## ЗАДАНИЯ
1 > Переведите на английский язык предложение из фрагмента текста: «Один из них, на котором основан данный раздел – книги протеста векселей.»
2 > Изложите короче абзац фрагмента текста, начинающийся словами «Как уже ясно из сказанного выше», сохранив его основные факты.

Читать книгу «Россия в XVIII столетии: общество и память. Исследования по социальной истории и исторической памяти» онлайн полностью📖 — Александра Борисовича Каменского — MyBook.
image

2. Должники и кредиторы

2.1. Книги протеста векселей как исторический источник

Как уже ясно из сказанного выше, косвенная информация о хозяйственной деятельности горожан и их благосостоянии встречается в самых разных документах, основное содержание которых и цели их создания далеко не всегда имеет прямое отношение к этим сюжетам. Однако в фонде городового магистрата в соответствии с функциями этого учреждения отложились, естественно, и некоторые виды источников, посвященные именно им. Один из них, на котором основан данный раздел – книги протеста векселей.

(Списки регионов и меток)

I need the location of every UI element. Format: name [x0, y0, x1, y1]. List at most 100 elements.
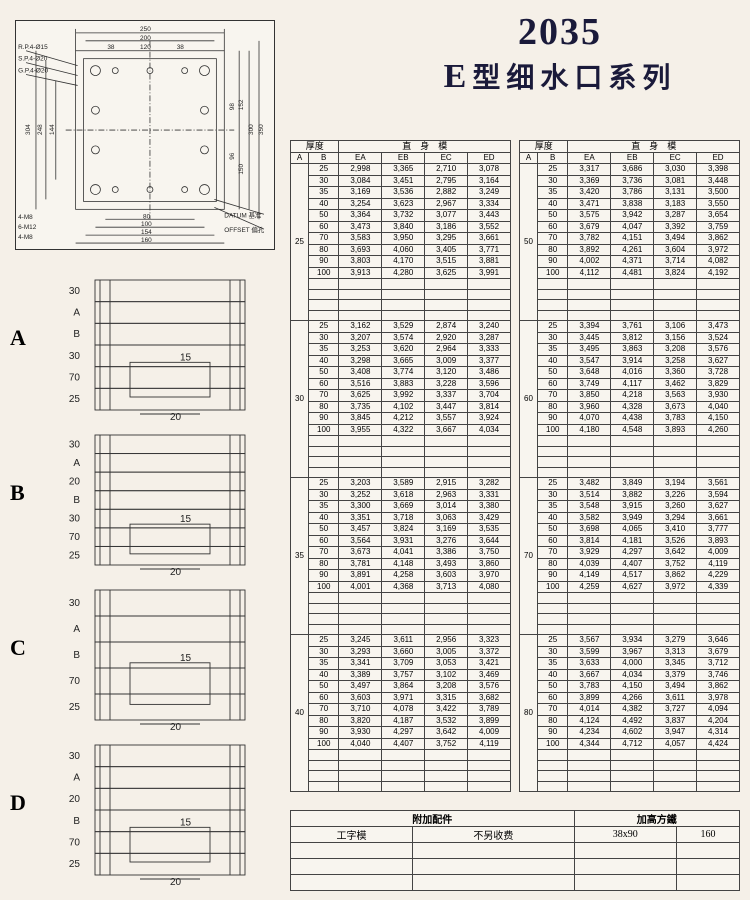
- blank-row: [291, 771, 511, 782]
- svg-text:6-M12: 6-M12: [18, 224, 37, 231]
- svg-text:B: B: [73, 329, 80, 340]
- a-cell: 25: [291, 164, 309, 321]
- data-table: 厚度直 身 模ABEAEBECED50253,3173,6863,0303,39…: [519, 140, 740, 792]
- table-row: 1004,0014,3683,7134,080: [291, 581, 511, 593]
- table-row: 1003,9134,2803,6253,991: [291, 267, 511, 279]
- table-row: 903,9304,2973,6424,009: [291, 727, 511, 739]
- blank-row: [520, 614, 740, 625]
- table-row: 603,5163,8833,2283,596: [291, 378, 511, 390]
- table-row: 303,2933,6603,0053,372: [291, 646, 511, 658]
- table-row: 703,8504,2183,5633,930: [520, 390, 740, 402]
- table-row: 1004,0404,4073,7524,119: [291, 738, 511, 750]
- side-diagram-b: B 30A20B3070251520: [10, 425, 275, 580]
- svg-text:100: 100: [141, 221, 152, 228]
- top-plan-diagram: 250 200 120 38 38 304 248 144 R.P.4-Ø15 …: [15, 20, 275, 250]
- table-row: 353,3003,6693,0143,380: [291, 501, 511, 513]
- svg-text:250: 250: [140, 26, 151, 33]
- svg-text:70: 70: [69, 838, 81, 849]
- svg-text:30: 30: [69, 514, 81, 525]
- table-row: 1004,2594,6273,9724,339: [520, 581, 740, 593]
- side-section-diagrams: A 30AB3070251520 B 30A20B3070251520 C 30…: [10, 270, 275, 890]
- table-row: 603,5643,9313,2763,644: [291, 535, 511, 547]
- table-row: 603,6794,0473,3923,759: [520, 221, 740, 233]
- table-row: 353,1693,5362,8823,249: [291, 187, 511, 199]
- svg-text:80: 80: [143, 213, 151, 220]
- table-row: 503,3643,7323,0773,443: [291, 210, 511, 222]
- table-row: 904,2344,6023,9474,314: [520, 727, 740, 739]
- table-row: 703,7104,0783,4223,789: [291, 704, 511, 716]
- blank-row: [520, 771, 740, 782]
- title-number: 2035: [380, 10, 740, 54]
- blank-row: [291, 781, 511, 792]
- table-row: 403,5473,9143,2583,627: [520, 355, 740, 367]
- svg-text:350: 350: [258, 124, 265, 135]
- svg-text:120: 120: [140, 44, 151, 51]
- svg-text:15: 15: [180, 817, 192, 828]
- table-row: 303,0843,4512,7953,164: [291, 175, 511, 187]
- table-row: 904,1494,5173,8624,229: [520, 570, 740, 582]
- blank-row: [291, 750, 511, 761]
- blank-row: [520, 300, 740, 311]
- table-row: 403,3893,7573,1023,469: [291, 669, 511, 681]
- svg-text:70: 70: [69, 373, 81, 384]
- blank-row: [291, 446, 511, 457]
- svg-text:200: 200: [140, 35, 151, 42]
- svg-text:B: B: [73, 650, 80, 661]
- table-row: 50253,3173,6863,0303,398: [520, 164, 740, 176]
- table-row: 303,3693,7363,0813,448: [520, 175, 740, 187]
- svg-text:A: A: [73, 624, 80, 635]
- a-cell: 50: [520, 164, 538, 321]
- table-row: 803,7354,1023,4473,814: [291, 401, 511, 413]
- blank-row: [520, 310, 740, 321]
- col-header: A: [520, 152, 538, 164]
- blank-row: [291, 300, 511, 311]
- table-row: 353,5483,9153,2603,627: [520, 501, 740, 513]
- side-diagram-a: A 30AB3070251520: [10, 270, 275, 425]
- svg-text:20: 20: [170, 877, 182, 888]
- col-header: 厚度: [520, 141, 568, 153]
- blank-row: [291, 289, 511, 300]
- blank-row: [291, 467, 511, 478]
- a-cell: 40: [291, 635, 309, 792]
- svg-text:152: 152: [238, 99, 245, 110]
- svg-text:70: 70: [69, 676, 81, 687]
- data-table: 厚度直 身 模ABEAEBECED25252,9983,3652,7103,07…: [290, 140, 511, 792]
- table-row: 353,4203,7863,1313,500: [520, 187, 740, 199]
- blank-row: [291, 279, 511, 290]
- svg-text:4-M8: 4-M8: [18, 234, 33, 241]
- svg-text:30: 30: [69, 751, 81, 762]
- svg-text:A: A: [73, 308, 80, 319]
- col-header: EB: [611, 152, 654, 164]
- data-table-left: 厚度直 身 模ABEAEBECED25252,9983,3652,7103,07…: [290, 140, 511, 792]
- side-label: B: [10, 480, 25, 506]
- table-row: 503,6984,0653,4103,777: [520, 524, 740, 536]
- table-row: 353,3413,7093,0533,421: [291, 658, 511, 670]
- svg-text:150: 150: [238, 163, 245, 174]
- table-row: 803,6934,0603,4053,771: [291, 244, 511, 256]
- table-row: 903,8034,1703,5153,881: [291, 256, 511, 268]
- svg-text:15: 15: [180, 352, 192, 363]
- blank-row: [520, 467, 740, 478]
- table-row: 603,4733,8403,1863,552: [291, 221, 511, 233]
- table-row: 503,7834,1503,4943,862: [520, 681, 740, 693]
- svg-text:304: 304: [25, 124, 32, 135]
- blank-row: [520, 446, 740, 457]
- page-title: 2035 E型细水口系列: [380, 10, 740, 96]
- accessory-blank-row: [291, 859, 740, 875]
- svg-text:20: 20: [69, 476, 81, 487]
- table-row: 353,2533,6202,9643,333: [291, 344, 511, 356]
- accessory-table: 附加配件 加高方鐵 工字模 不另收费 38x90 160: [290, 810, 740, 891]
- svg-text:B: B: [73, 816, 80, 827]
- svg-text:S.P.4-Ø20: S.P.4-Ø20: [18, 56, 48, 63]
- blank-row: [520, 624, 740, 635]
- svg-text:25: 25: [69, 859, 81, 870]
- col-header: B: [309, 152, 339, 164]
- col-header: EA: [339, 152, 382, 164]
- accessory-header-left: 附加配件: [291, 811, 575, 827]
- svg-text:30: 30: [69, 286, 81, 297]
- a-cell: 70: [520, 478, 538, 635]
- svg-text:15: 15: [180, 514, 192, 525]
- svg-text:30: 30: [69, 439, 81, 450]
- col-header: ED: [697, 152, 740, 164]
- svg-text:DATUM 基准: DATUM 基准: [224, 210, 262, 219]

==

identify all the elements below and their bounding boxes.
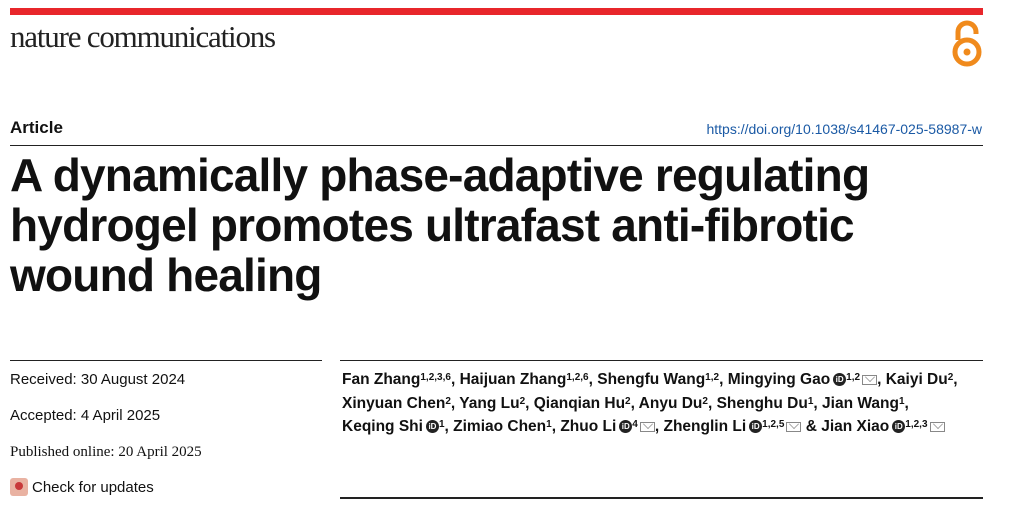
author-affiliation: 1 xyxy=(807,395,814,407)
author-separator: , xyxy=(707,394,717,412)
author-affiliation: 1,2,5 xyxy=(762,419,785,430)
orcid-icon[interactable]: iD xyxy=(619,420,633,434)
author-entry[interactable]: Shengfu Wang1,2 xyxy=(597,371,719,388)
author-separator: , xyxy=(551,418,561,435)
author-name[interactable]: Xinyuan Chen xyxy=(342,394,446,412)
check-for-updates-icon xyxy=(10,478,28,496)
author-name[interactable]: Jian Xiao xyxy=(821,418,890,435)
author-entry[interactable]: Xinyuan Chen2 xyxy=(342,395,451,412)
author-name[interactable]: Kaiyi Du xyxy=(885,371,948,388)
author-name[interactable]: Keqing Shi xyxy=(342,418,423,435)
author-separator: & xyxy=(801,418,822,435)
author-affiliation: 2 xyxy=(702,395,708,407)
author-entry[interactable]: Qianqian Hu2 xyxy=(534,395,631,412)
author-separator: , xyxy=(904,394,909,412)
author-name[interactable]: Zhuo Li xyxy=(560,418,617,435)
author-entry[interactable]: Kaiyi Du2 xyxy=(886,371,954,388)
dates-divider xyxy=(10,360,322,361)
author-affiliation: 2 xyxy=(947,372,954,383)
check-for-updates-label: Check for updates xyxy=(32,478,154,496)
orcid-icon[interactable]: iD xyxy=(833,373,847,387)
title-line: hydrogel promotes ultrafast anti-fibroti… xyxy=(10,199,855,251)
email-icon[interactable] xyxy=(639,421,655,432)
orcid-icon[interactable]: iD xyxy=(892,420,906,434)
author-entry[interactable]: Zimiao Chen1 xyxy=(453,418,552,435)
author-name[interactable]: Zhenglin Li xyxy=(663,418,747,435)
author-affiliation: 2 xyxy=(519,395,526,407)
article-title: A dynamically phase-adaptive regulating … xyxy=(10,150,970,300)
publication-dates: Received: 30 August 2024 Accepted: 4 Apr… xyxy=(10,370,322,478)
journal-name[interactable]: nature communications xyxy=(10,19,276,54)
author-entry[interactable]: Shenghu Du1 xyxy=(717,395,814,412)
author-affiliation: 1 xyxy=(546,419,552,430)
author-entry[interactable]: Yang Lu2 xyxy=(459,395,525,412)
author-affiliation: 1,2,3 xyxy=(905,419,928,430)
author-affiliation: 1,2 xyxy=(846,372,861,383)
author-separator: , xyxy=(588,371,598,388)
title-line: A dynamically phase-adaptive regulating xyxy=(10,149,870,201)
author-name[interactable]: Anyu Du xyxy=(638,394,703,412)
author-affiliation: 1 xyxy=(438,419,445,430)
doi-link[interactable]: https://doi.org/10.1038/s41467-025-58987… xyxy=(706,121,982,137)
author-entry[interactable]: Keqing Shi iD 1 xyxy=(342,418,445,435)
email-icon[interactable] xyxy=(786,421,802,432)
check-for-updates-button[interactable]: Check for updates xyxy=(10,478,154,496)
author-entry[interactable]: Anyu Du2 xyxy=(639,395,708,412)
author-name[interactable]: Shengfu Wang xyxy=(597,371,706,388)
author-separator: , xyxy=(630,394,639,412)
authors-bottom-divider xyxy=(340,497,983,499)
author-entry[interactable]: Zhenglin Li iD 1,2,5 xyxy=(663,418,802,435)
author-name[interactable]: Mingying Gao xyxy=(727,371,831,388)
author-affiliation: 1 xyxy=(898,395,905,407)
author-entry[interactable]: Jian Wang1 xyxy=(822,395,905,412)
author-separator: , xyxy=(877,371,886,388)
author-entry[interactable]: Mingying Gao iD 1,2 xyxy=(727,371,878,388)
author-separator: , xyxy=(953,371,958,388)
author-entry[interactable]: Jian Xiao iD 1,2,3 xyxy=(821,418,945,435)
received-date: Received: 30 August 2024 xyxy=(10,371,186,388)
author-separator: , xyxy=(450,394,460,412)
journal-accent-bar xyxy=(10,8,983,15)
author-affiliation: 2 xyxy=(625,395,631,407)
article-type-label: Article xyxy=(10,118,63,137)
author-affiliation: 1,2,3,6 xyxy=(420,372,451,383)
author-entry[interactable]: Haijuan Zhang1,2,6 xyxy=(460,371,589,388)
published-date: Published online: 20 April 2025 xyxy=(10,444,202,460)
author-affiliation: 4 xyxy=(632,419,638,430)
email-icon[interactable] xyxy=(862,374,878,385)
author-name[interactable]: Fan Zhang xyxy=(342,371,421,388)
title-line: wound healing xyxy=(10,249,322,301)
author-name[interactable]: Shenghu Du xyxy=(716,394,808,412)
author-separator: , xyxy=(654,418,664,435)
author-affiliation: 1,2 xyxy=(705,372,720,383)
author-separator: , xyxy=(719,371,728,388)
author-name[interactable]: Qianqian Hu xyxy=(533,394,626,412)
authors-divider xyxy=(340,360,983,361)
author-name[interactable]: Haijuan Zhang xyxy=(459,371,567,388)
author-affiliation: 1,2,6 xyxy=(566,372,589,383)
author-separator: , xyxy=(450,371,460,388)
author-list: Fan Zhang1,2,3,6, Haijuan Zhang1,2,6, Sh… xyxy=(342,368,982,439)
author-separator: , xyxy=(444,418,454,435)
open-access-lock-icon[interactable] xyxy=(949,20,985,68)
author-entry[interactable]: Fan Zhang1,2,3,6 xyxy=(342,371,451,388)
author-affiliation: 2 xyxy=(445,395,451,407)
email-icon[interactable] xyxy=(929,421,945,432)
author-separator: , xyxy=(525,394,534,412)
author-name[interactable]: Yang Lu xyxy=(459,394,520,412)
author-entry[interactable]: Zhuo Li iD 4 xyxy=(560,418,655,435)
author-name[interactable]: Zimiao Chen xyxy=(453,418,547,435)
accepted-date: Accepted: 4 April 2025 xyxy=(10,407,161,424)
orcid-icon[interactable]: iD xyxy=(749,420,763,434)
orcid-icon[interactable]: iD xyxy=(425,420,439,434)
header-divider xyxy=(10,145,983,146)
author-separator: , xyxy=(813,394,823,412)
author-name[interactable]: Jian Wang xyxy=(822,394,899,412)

* * *

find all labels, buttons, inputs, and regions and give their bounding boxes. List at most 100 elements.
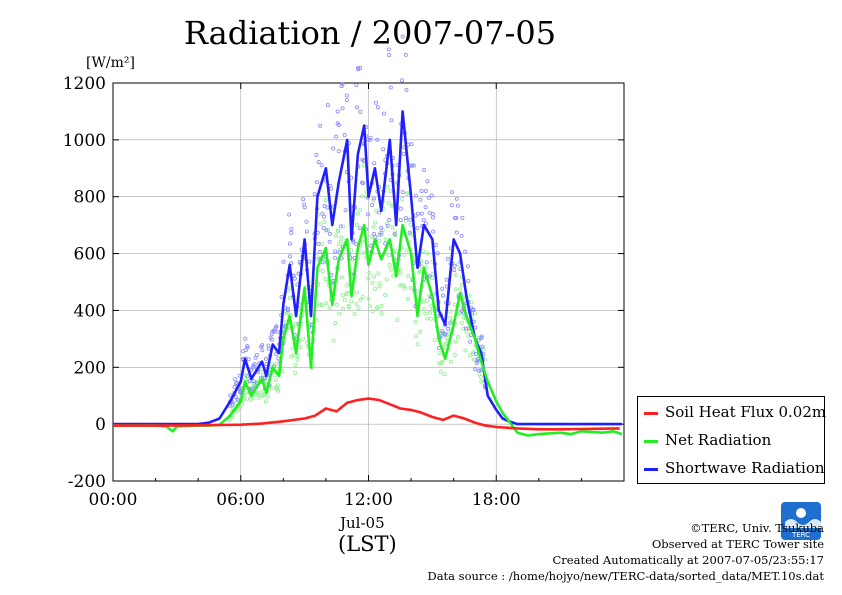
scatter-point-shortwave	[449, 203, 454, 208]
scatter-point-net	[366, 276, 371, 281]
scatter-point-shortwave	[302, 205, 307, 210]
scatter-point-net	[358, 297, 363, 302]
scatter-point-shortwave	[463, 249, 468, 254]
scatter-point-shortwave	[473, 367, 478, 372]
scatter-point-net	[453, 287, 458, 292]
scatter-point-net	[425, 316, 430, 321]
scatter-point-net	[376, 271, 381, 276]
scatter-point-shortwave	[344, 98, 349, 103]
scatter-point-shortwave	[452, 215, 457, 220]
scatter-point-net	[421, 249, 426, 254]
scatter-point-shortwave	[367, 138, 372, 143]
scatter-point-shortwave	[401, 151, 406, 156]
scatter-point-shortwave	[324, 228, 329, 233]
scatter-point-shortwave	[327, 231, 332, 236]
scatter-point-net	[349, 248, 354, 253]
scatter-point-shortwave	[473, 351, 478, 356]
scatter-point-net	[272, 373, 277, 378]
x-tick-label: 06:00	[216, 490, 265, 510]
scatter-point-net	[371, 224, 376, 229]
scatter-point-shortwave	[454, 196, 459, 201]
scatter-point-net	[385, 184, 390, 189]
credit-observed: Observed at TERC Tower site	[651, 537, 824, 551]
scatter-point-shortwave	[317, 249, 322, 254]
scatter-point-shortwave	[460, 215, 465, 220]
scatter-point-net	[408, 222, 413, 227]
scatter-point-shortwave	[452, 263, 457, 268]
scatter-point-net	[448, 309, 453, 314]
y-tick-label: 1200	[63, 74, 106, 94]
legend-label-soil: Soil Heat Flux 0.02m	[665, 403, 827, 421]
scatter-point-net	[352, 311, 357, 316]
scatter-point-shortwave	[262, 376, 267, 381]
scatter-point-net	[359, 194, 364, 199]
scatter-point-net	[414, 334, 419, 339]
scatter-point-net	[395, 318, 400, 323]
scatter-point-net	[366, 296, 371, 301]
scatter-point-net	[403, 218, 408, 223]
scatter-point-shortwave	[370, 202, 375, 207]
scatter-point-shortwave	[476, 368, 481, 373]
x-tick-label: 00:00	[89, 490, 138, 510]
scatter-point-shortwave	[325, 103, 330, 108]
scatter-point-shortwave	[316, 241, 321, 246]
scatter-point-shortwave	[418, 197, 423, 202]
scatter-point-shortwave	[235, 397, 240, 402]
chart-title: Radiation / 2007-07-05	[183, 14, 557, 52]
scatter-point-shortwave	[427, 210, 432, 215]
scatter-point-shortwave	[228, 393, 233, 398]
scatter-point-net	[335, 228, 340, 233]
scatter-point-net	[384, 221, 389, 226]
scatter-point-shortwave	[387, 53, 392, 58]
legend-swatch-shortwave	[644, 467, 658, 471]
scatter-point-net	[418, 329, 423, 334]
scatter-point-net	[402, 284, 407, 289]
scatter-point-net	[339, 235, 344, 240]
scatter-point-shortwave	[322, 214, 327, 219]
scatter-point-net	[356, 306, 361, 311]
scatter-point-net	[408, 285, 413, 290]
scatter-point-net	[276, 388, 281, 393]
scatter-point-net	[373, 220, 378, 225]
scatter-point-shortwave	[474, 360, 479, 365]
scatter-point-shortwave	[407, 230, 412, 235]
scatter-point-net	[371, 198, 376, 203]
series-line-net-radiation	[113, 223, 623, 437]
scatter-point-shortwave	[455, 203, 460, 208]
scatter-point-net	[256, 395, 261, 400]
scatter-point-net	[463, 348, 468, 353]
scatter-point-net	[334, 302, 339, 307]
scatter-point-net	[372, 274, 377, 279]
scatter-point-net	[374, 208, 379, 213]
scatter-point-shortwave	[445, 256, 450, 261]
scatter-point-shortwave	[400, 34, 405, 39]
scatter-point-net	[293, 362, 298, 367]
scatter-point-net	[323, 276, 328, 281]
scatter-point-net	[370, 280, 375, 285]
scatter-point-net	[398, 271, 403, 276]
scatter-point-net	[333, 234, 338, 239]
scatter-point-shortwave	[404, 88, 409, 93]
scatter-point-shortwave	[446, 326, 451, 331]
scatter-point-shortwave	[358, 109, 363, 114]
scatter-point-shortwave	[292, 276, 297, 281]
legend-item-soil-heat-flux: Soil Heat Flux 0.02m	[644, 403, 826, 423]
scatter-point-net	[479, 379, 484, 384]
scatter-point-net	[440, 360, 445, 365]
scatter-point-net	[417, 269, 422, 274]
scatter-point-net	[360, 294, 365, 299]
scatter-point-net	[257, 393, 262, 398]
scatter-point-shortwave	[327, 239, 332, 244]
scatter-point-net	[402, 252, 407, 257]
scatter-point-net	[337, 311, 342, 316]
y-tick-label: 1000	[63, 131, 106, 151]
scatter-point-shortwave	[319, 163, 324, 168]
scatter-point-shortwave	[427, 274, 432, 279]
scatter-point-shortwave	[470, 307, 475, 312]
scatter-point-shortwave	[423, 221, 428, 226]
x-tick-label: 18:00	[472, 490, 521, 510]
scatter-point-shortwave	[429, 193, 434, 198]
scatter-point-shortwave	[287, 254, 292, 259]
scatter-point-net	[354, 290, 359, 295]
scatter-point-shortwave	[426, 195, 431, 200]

## ОТВЕТЫ ПО ПОРЯДКУ
1 > One of them, on which this section is based, is the books of protested bills of exchange.

2 > Косвенные сведения о хозяйственной деятельности и благосостоянии горожан встречаются в самых разных документах, которые не всегда прямо связаны с этими сюжетами. В фонде городового магистрата в соответствии с функциями этого учреждения сохранились и источники, посвященные именно этим сюжетам. Один из них — книги протеста векселей, на которых основан данный раздел.